§ **Objective**
The listing below should be written out exactly; please include all of it.

§ **Task input**
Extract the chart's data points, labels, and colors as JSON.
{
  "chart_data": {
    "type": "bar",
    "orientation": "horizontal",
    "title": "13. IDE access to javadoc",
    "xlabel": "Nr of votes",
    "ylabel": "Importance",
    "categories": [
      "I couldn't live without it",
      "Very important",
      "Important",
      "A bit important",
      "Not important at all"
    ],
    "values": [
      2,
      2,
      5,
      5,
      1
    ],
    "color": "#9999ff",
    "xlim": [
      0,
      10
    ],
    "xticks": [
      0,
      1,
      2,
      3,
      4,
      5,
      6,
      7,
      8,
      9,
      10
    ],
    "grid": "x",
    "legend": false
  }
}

§ **Response below**
Extract the chart's data points, labels, and colors as JSON.
{
  "chart_data": {
    "type": "bar",
    "orientation": "horizontal",
    "title": "13. IDE access to javadoc",
    "xlabel": "Nr of votes",
    "ylabel": "Importance",
    "categories": [
      "I couldn't live without it",
      "Very important",
      "Important",
      "A bit important",
      "Not important at all"
    ],
    "values": [
      2,
      2,
      5,
      5,
      1
    ],
    "color": "#9999ff",
    "xlim": [
      0,
      10
    ],
    "xticks": [
      0,
      1,
      2,
      3,
      4,
      5,
      6,
      7,
      8,
      9,
      10
    ],
    "grid": "x",
    "legend": false
  }
}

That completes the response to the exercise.